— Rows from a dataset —
========================================================================
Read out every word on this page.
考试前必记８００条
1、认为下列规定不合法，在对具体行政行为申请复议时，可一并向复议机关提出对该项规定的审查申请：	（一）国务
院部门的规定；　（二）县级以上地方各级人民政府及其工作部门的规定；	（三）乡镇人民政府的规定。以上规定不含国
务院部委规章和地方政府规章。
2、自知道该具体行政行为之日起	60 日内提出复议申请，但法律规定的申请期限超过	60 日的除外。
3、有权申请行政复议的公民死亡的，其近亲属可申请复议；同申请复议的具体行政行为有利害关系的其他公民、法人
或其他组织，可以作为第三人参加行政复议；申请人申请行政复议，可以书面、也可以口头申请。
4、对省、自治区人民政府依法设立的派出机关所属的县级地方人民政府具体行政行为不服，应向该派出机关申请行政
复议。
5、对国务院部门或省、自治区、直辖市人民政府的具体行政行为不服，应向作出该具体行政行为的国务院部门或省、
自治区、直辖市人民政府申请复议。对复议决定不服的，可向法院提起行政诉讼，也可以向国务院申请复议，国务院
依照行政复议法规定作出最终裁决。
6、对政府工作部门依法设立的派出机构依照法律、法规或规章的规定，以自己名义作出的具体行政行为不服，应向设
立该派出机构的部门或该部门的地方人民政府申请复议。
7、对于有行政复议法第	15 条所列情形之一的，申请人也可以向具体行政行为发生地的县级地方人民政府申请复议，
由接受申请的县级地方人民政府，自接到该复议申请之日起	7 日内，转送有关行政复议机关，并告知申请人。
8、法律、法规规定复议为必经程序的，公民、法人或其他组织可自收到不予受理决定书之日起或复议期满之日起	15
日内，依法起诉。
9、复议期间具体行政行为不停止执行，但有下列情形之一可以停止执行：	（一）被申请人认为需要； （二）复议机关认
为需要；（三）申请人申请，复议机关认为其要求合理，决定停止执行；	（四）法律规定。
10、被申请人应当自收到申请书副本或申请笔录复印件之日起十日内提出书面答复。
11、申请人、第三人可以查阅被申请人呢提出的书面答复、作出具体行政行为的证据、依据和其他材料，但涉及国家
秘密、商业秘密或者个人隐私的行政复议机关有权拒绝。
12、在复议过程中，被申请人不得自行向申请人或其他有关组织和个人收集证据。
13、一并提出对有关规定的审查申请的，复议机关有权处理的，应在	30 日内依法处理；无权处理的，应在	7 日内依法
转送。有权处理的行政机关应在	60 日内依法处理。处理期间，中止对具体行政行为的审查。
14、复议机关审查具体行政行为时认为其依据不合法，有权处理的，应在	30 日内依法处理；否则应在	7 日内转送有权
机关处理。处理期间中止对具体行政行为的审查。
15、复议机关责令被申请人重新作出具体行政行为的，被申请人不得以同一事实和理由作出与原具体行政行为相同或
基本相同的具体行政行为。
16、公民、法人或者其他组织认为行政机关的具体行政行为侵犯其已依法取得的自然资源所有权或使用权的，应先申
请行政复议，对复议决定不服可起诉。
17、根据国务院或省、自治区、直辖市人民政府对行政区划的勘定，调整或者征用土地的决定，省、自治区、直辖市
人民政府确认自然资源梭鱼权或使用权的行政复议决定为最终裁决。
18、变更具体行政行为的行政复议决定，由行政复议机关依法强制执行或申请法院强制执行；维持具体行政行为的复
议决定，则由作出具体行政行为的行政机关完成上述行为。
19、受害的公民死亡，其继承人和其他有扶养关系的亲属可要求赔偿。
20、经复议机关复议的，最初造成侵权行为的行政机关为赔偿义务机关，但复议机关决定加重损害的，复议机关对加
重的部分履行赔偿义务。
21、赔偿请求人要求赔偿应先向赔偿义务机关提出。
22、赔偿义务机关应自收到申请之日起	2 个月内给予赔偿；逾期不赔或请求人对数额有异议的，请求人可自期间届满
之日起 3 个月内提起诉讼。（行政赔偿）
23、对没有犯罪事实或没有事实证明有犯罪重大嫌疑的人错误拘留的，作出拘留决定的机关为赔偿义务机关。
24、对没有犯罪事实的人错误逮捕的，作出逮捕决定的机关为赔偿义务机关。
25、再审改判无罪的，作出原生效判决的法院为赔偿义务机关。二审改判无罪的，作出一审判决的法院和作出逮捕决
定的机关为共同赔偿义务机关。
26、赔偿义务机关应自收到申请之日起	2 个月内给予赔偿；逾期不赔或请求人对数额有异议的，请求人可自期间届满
========================================================================
— Exercise requirements —
Output the listing above without altering a single character.

— Reply to the task —
Read out every word on this page.
考试前必记８００条
1、认为下列规定不合法，在对具体行政行为申请复议时，可一并向复议机关提出对该项规定的审查申请：	（一）国务
院部门的规定；　（二）县级以上地方各级人民政府及其工作部门的规定；	（三）乡镇人民政府的规定。以上规定不含国
务院部委规章和地方政府规章。
2、自知道该具体行政行为之日起	60 日内提出复议申请，但法律规定的申请期限超过	60 日的除外。
3、有权申请行政复议的公民死亡的，其近亲属可申请复议；同申请复议的具体行政行为有利害关系的其他公民、法人
或其他组织，可以作为第三人参加行政复议；申请人申请行政复议，可以书面、也可以口头申请。
4、对省、自治区人民政府依法设立的派出机关所属的县级地方人民政府具体行政行为不服，应向该派出机关申请行政
复议。
5、对国务院部门或省、自治区、直辖市人民政府的具体行政行为不服，应向作出该具体行政行为的国务院部门或省、
自治区、直辖市人民政府申请复议。对复议决定不服的，可向法院提起行政诉讼，也可以向国务院申请复议，国务院
依照行政复议法规定作出最终裁决。
6、对政府工作部门依法设立的派出机构依照法律、法规或规章的规定，以自己名义作出的具体行政行为不服，应向设
立该派出机构的部门或该部门的地方人民政府申请复议。
7、对于有行政复议法第	15 条所列情形之一的，申请人也可以向具体行政行为发生地的县级地方人民政府申请复议，
由接受申请的县级地方人民政府，自接到该复议申请之日起	7 日内，转送有关行政复议机关，并告知申请人。
8、法律、法规规定复议为必经程序的，公民、法人或其他组织可自收到不予受理决定书之日起或复议期满之日起	15
日内，依法起诉。
9、复议期间具体行政行为不停止执行，但有下列情形之一可以停止执行：	（一）被申请人认为需要； （二）复议机关认
为需要；（三）申请人申请，复议机关认为其要求合理，决定停止执行；	（四）法律规定。
10、被申请人应当自收到申请书副本或申请笔录复印件之日起十日内提出书面答复。
11、申请人、第三人可以查阅被申请人呢提出的书面答复、作出具体行政行为的证据、依据和其他材料，但涉及国家
秘密、商业秘密或者个人隐私的行政复议机关有权拒绝。
12、在复议过程中，被申请人不得自行向申请人或其他有关组织和个人收集证据。
13、一并提出对有关规定的审查申请的，复议机关有权处理的，应在	30 日内依法处理；无权处理的，应在	7 日内依法
转送。有权处理的行政机关应在	60 日内依法处理。处理期间，中止对具体行政行为的审查。
14、复议机关审查具体行政行为时认为其依据不合法，有权处理的，应在	30 日内依法处理；否则应在	7 日内转送有权
机关处理。处理期间中止对具体行政行为的审查。
15、复议机关责令被申请人重新作出具体行政行为的，被申请人不得以同一事实和理由作出与原具体行政行为相同或
基本相同的具体行政行为。
16、公民、法人或者其他组织认为行政机关的具体行政行为侵犯其已依法取得的自然资源所有权或使用权的，应先申
请行政复议，对复议决定不服可起诉。
17、根据国务院或省、自治区、直辖市人民政府对行政区划的勘定，调整或者征用土地的决定，省、自治区、直辖市
人民政府确认自然资源梭鱼权或使用权的行政复议决定为最终裁决。
18、变更具体行政行为的行政复议决定，由行政复议机关依法强制执行或申请法院强制执行；维持具体行政行为的复
议决定，则由作出具体行政行为的行政机关完成上述行为。
19、受害的公民死亡，其继承人和其他有扶养关系的亲属可要求赔偿。
20、经复议机关复议的，最初造成侵权行为的行政机关为赔偿义务机关，但复议机关决定加重损害的，复议机关对加
重的部分履行赔偿义务。
21、赔偿请求人要求赔偿应先向赔偿义务机关提出。
22、赔偿义务机关应自收到申请之日起	2 个月内给予赔偿；逾期不赔或请求人对数额有异议的，请求人可自期间届满
之日起 3 个月内提起诉讼。（行政赔偿）
23、对没有犯罪事实或没有事实证明有犯罪重大嫌疑的人错误拘留的，作出拘留决定的机关为赔偿义务机关。
24、对没有犯罪事实的人错误逮捕的，作出逮捕决定的机关为赔偿义务机关。
25、再审改判无罪的，作出原生效判决的法院为赔偿义务机关。二审改判无罪的，作出一审判决的法院和作出逮捕决
定的机关为共同赔偿义务机关。
26、赔偿义务机关应自收到申请之日起	2 个月内给予赔偿；逾期不赔或请求人对数额有异议的，请求人可自期间届满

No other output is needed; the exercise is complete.